[Data records]
......
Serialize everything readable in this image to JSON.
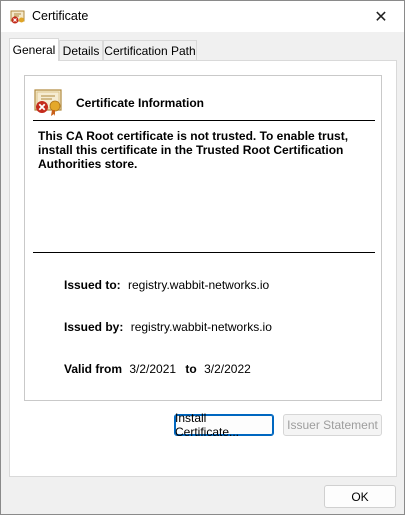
{
  "window": {
    "title": "Certificate",
    "close_glyph": "✕"
  },
  "tabs": [
    {
      "label": "General",
      "active": true
    },
    {
      "label": "Details",
      "active": false
    },
    {
      "label": "Certification Path",
      "active": false
    }
  ],
  "info": {
    "header": "Certificate Information",
    "warning": "This CA Root certificate is not trusted. To enable trust, install this certificate in the Trusted Root Certification Authorities store.",
    "issued_to_label": "Issued to:",
    "issued_to_value": "registry.wabbit-networks.io",
    "issued_by_label": "Issued by:",
    "issued_by_value": "registry.wabbit-networks.io",
    "valid_from_label": "Valid from",
    "valid_from_value": "3/2/2021",
    "valid_to_label": "to",
    "valid_to_value": "3/2/2022"
  },
  "buttons": {
    "install_certificate": "Install Certificate...",
    "issuer_statement": "Issuer Statement",
    "ok": "OK"
  },
  "icons": {
    "title": "certificate-icon",
    "info": "untrusted-certificate-icon"
  },
  "colors": {
    "focus_border": "#0067c0",
    "disabled_text": "#9d9d9d",
    "error_red": "#c42b1c"
  }
}
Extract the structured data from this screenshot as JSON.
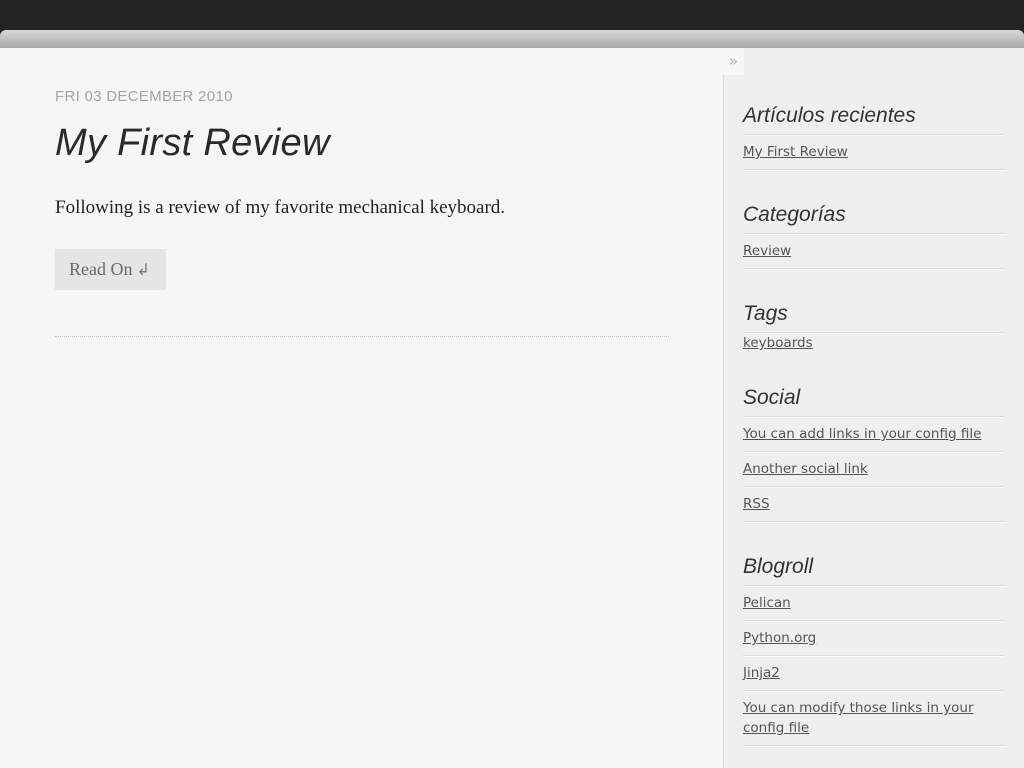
{
  "nav": {
    "collapse_icon": "»"
  },
  "post": {
    "date": "FRI 03 DECEMBER 2010",
    "title": "My First Review",
    "summary": "Following is a review of my favorite mechanical keyboard.",
    "read_on_label": "Read On",
    "read_on_icon": "↲"
  },
  "sidebar": {
    "recent": {
      "title": "Artículos recientes",
      "items": [
        "My First Review"
      ]
    },
    "categories": {
      "title": "Categorías",
      "items": [
        "Review"
      ]
    },
    "tags": {
      "title": "Tags",
      "items": [
        "keyboards"
      ]
    },
    "social": {
      "title": "Social",
      "items": [
        "You can add links in your config file",
        "Another social link",
        "RSS"
      ]
    },
    "blogroll": {
      "title": "Blogroll",
      "items": [
        "Pelican",
        "Python.org",
        "Jinja2",
        "You can modify those links in your config file"
      ]
    }
  }
}
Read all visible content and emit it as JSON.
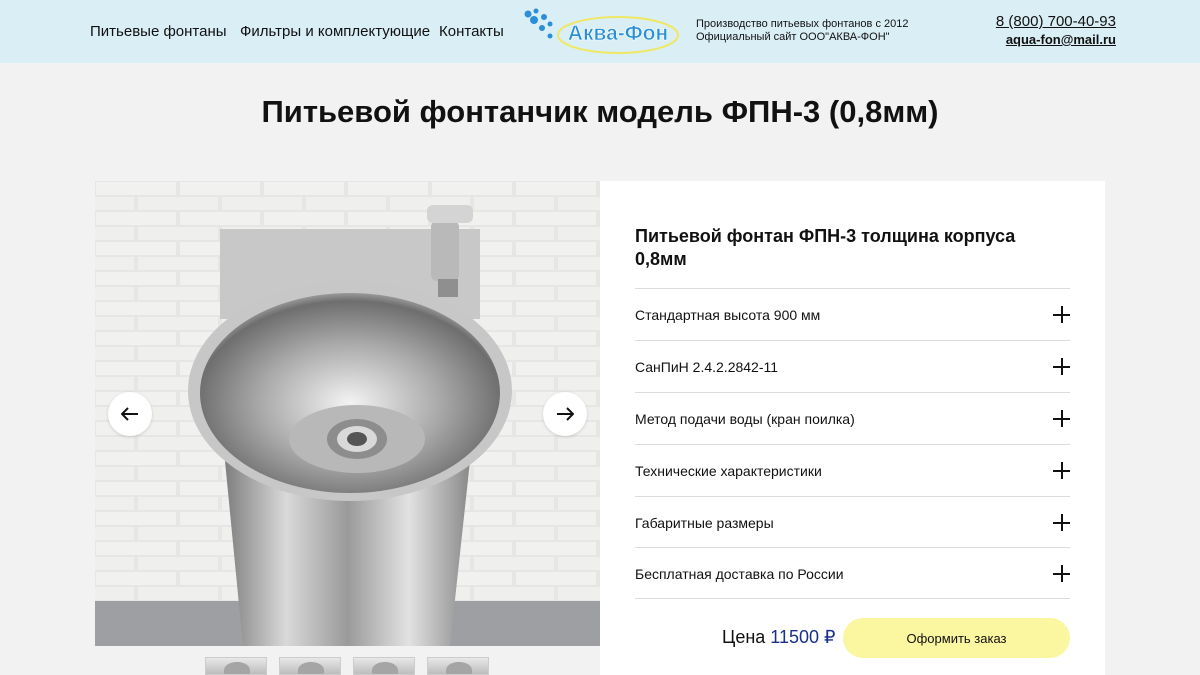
{
  "header": {
    "nav": [
      "Питьевые фонтаны",
      "Фильтры и комплектующие",
      "Контакты"
    ],
    "logo_text": "Аква-Фон",
    "tagline_1": "Производство питьевых фонтанов с 2012",
    "tagline_2": "Официальный сайт ООО\"АКВА-ФОН\"",
    "phone": "8 (800) 700-40-93",
    "email": "aqua-fon@mail.ru"
  },
  "page_title": "Питьевой фонтанчик модель ФПН-3 (0,8мм)",
  "product": {
    "title": "Питьевой фонтан ФПН-3 толщина корпуса 0,8мм",
    "accordion": [
      "Стандартная высота 900 мм",
      "СанПиН 2.4.2.2842-11",
      "Метод подачи воды (кран поилка)",
      "Технические характеристики",
      "Габаритные размеры",
      "Бесплатная доставка по России"
    ],
    "price_label": "Цена",
    "price_value": "11500",
    "currency": "₽",
    "order_button": "Оформить заказ"
  },
  "icons": {
    "prev": "arrow-left-icon",
    "next": "arrow-right-icon",
    "expand": "plus-icon"
  },
  "colors": {
    "header_bg": "#daeef6",
    "accent_button": "#fbf6a0",
    "price": "#1a2f8a",
    "logo_blue": "#2a8fd6"
  }
}
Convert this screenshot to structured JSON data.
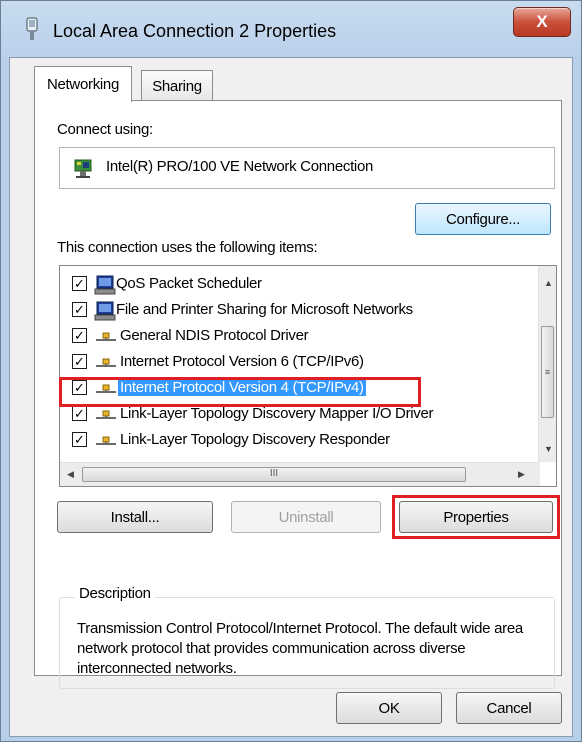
{
  "window": {
    "title": "Local Area Connection 2 Properties",
    "close_label": "X"
  },
  "tabs": [
    {
      "label": "Networking",
      "active": true
    },
    {
      "label": "Sharing",
      "active": false
    }
  ],
  "networking": {
    "connect_using_label": "Connect using:",
    "adapter_name": "Intel(R) PRO/100 VE Network Connection",
    "configure_label": "Configure...",
    "items_label": "This connection uses the following items:",
    "items": [
      {
        "label": "QoS Packet Scheduler",
        "checked": true,
        "icon": "network-client-icon"
      },
      {
        "label": "File and Printer Sharing for Microsoft Networks",
        "checked": true,
        "icon": "network-client-icon"
      },
      {
        "label": "General NDIS Protocol Driver",
        "checked": true,
        "icon": "protocol-icon"
      },
      {
        "label": "Internet Protocol Version 6 (TCP/IPv6)",
        "checked": true,
        "icon": "protocol-icon"
      },
      {
        "label": "Internet Protocol Version 4 (TCP/IPv4)",
        "checked": true,
        "icon": "protocol-icon",
        "selected": true
      },
      {
        "label": "Link-Layer Topology Discovery Mapper I/O Driver",
        "checked": true,
        "icon": "protocol-icon"
      },
      {
        "label": "Link-Layer Topology Discovery Responder",
        "checked": true,
        "icon": "protocol-icon"
      }
    ],
    "scroll_grip": "III",
    "install_label": "Install...",
    "uninstall_label": "Uninstall",
    "properties_label": "Properties",
    "description_title": "Description",
    "description_text": "Transmission Control Protocol/Internet Protocol. The default wide area network protocol that provides communication across diverse interconnected networks."
  },
  "footer": {
    "ok_label": "OK",
    "cancel_label": "Cancel"
  },
  "colors": {
    "selection": "#3399ff",
    "highlight_box": "#e01e24"
  }
}
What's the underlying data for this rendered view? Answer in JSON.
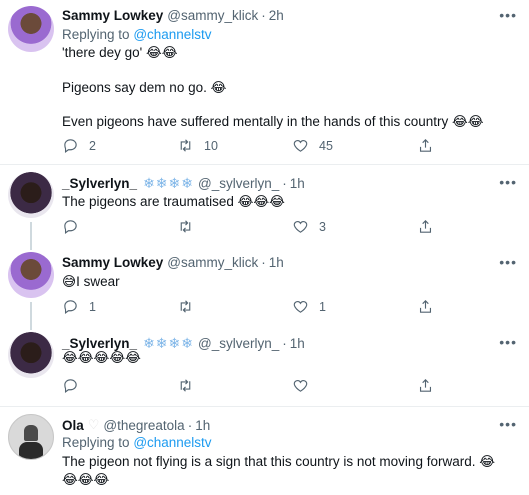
{
  "tweets": [
    {
      "name": "Sammy Lowkey",
      "handle": "@sammy_klick",
      "time": "2h",
      "replying_prefix": "Replying to",
      "replying_to": "@channelstv",
      "lines": [
        "'there dey go' 😂😂",
        "Pigeons say dem no go. 😂",
        "Even pigeons have suffered mentally in the hands of this country 😂😂"
      ],
      "replies": "2",
      "retweets": "10",
      "likes": "45"
    },
    {
      "name": "_Sylverlyn_",
      "deco": "❄❄❄❄",
      "handle": "@_sylverlyn_",
      "time": "1h",
      "lines": [
        "The pigeons are traumatised 😂😂😂"
      ],
      "replies": "",
      "retweets": "",
      "likes": "3"
    },
    {
      "name": "Sammy Lowkey",
      "handle": "@sammy_klick",
      "time": "1h",
      "lines": [
        "😅I swear"
      ],
      "replies": "1",
      "retweets": "",
      "likes": "1"
    },
    {
      "name": "_Sylverlyn_",
      "deco": "❄❄❄❄",
      "handle": "@_sylverlyn_",
      "time": "1h",
      "lines": [
        "😂😂😂😂😂"
      ],
      "replies": "",
      "retweets": "",
      "likes": ""
    },
    {
      "name": "Ola",
      "deco": "♡",
      "handle": "@thegreatola",
      "time": "1h",
      "replying_prefix": "Replying to",
      "replying_to": "@channelstv",
      "lines": [
        "The pigeon not flying is a sign that this country is not moving forward. 😂",
        "😂😂😂"
      ]
    }
  ],
  "ui": {
    "dot": "·",
    "more": "•••"
  }
}
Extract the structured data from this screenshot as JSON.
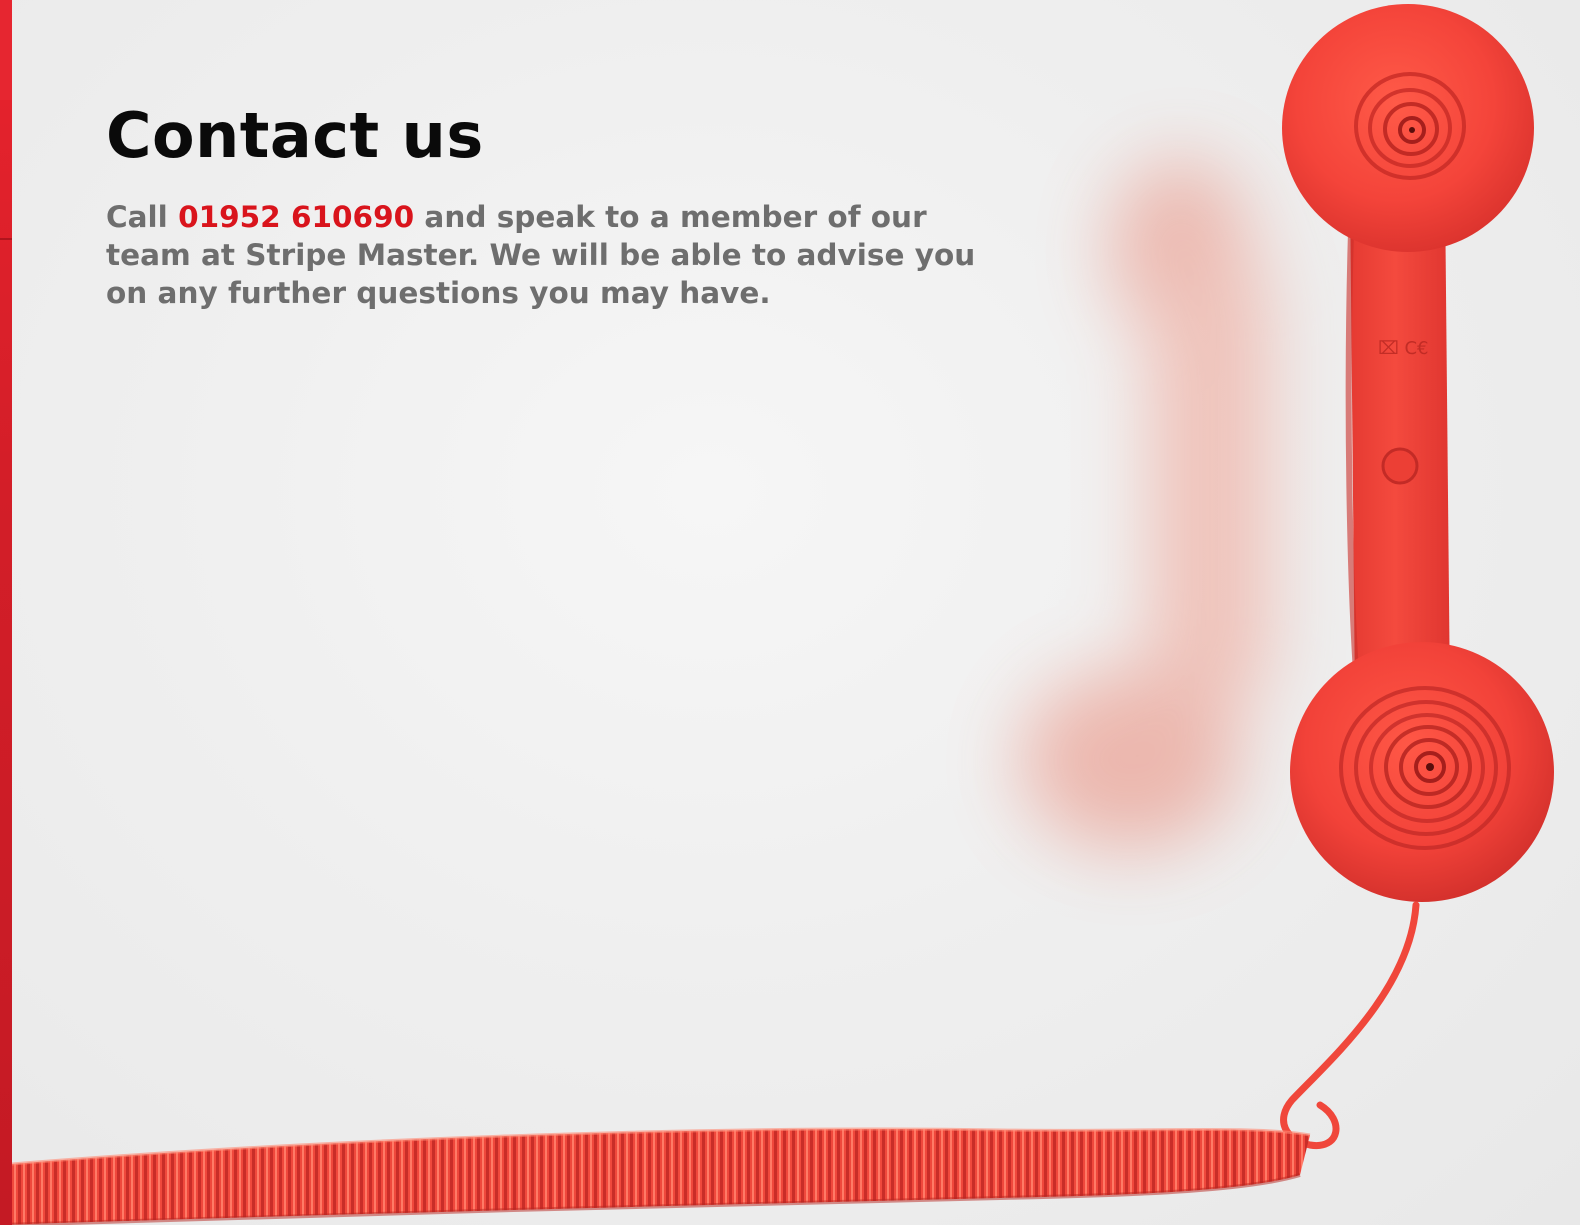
{
  "page": {
    "title": "Contact us",
    "lead_prefix": "Call",
    "phone": "01952 610690",
    "lead_suffix": "and speak to a member of our team at Stripe Master. We will be able to advise you on any further questions you may have."
  },
  "colors": {
    "accent": "#d9141c",
    "title": "#0a0a0a",
    "body_text": "#6e6e6e",
    "telephone": "#f24a3c"
  },
  "icons": {
    "hero_image": "red-telephone-handset-image"
  }
}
......
• _TASK DIRECTIONS_
Repeat the data exactly, without the pictures.

• _ANSWER TO THE PROBLEM_
Serialize everything readable in this image to JSON.
{
  "window": {
    "title": "Certificate",
    "close_glyph": "✕"
  },
  "tabs": [
    {
      "label": "General",
      "active": true
    },
    {
      "label": "Details",
      "active": false
    },
    {
      "label": "Certification Path",
      "active": false
    }
  ],
  "info": {
    "header": "Certificate Information",
    "warning": "This CA Root certificate is not trusted. To enable trust, install this certificate in the Trusted Root Certification Authorities store.",
    "issued_to_label": "Issued to:",
    "issued_to_value": "registry.wabbit-networks.io",
    "issued_by_label": "Issued by:",
    "issued_by_value": "registry.wabbit-networks.io",
    "valid_from_label": "Valid from",
    "valid_from_value": "3/2/2021",
    "valid_to_label": "to",
    "valid_to_value": "3/2/2022"
  },
  "buttons": {
    "install_certificate": "Install Certificate...",
    "issuer_statement": "Issuer Statement",
    "ok": "OK"
  },
  "icons": {
    "title": "certificate-icon",
    "info": "untrusted-certificate-icon"
  },
  "colors": {
    "focus_border": "#0067c0",
    "disabled_text": "#9d9d9d",
    "error_red": "#c42b1c"
  }
}
Extract the structured data from this screenshot as JSON.
{
  "nav": {
    "collapse_icon": "»"
  },
  "post": {
    "date": "FRI 03 DECEMBER 2010",
    "title": "My First Review",
    "summary": "Following is a review of my favorite mechanical keyboard.",
    "read_on_label": "Read On",
    "read_on_icon": "↲"
  },
  "sidebar": {
    "recent": {
      "title": "Artículos recientes",
      "items": [
        "My First Review"
      ]
    },
    "categories": {
      "title": "Categorías",
      "items": [
        "Review"
      ]
    },
    "tags": {
      "title": "Tags",
      "items": [
        "keyboards"
      ]
    },
    "social": {
      "title": "Social",
      "items": [
        "You can add links in your config file",
        "Another social link",
        "RSS"
      ]
    },
    "blogroll": {
      "title": "Blogroll",
      "items": [
        "Pelican",
        "Python.org",
        "Jinja2",
        "You can modify those links in your config file"
      ]
    }
  }
}
Read all visible content and emit it as JSON.
{
  "header": {
    "nav": [
      "Питьевые фонтаны",
      "Фильтры и комплектующие",
      "Контакты"
    ],
    "logo_text": "Аква-Фон",
    "tagline_1": "Производство питьевых фонтанов с 2012",
    "tagline_2": "Официальный сайт ООО\"АКВА-ФОН\"",
    "phone": "8 (800) 700-40-93",
    "email": "aqua-fon@mail.ru"
  },
  "page_title": "Питьевой фонтанчик модель ФПН-3 (0,8мм)",
  "product": {
    "title": "Питьевой фонтан ФПН-3 толщина корпуса 0,8мм",
    "accordion": [
      "Стандартная высота 900 мм",
      "СанПиН 2.4.2.2842-11",
      "Метод подачи воды (кран поилка)",
      "Технические характеристики",
      "Габаритные размеры",
      "Бесплатная доставка по России"
    ],
    "price_label": "Цена",
    "price_value": "11500",
    "currency": "₽",
    "order_button": "Оформить заказ"
  },
  "icons": {
    "prev": "arrow-left-icon",
    "next": "arrow-right-icon",
    "expand": "plus-icon"
  },
  "colors": {
    "header_bg": "#daeef6",
    "accent_button": "#fbf6a0",
    "price": "#1a2f8a",
    "logo_blue": "#2a8fd6"
  }
}
Convert this screenshot to structured JSON data.
{
  "window": {
    "title": "Local Area Connection 2 Properties",
    "close_label": "X"
  },
  "tabs": [
    {
      "label": "Networking",
      "active": true
    },
    {
      "label": "Sharing",
      "active": false
    }
  ],
  "networking": {
    "connect_using_label": "Connect using:",
    "adapter_name": "Intel(R) PRO/100 VE Network Connection",
    "configure_label": "Configure...",
    "items_label": "This connection uses the following items:",
    "items": [
      {
        "label": "QoS Packet Scheduler",
        "checked": true,
        "icon": "network-client-icon"
      },
      {
        "label": "File and Printer Sharing for Microsoft Networks",
        "checked": true,
        "icon": "network-client-icon"
      },
      {
        "label": "General NDIS Protocol Driver",
        "checked": true,
        "icon": "protocol-icon"
      },
      {
        "label": "Internet Protocol Version 6 (TCP/IPv6)",
        "checked": true,
        "icon": "protocol-icon"
      },
      {
        "label": "Internet Protocol Version 4 (TCP/IPv4)",
        "checked": true,
        "icon": "protocol-icon",
        "selected": true
      },
      {
        "label": "Link-Layer Topology Discovery Mapper I/O Driver",
        "checked": true,
        "icon": "protocol-icon"
      },
      {
        "label": "Link-Layer Topology Discovery Responder",
        "checked": true,
        "icon": "protocol-icon"
      }
    ],
    "scroll_grip": "III",
    "install_label": "Install...",
    "uninstall_label": "Uninstall",
    "properties_label": "Properties",
    "description_title": "Description",
    "description_text": "Transmission Control Protocol/Internet Protocol. The default wide area network protocol that provides communication across diverse interconnected networks."
  },
  "footer": {
    "ok_label": "OK",
    "cancel_label": "Cancel"
  },
  "colors": {
    "selection": "#3399ff",
    "highlight_box": "#e01e24"
  }
}
What's the underlying data for this rendered view? Answer in JSON.
{
  "tweets": [
    {
      "name": "Sammy Lowkey",
      "handle": "@sammy_klick",
      "time": "2h",
      "replying_prefix": "Replying to",
      "replying_to": "@channelstv",
      "lines": [
        "'there dey go' 😂😂",
        "Pigeons say dem no go. 😂",
        "Even pigeons have suffered mentally in the hands of this country 😂😂"
      ],
      "replies": "2",
      "retweets": "10",
      "likes": "45"
    },
    {
      "name": "_Sylverlyn_",
      "deco": "❄❄❄❄",
      "handle": "@_sylverlyn_",
      "time": "1h",
      "lines": [
        "The pigeons are traumatised 😂😂😂"
      ],
      "replies": "",
      "retweets": "",
      "likes": "3"
    },
    {
      "name": "Sammy Lowkey",
      "handle": "@sammy_klick",
      "time": "1h",
      "lines": [
        "😅I swear"
      ],
      "replies": "1",
      "retweets": "",
      "likes": "1"
    },
    {
      "name": "_Sylverlyn_",
      "deco": "❄❄❄❄",
      "handle": "@_sylverlyn_",
      "time": "1h",
      "lines": [
        "😂😂😂😂😂"
      ],
      "replies": "",
      "retweets": "",
      "likes": ""
    },
    {
      "name": "Ola",
      "deco": "♡",
      "handle": "@thegreatola",
      "time": "1h",
      "replying_prefix": "Replying to",
      "replying_to": "@channelstv",
      "lines": [
        "The pigeon not flying is a sign that this country is not moving forward. 😂",
        "😂😂😂"
      ]
    }
  ],
  "ui": {
    "dot": "·",
    "more": "•••"
  }
}
Extract the structured data from this screenshot as JSON.
{
  "page": {
    "title": "Contact us",
    "lead_prefix": "Call",
    "phone": "01952 610690",
    "lead_suffix": "and speak to a member of our team at Stripe Master. We will be able to advise you on any further questions you may have."
  },
  "colors": {
    "accent": "#d9141c",
    "title": "#0a0a0a",
    "body_text": "#6e6e6e",
    "telephone": "#f24a3c"
  },
  "icons": {
    "hero_image": "red-telephone-handset-image"
  }
}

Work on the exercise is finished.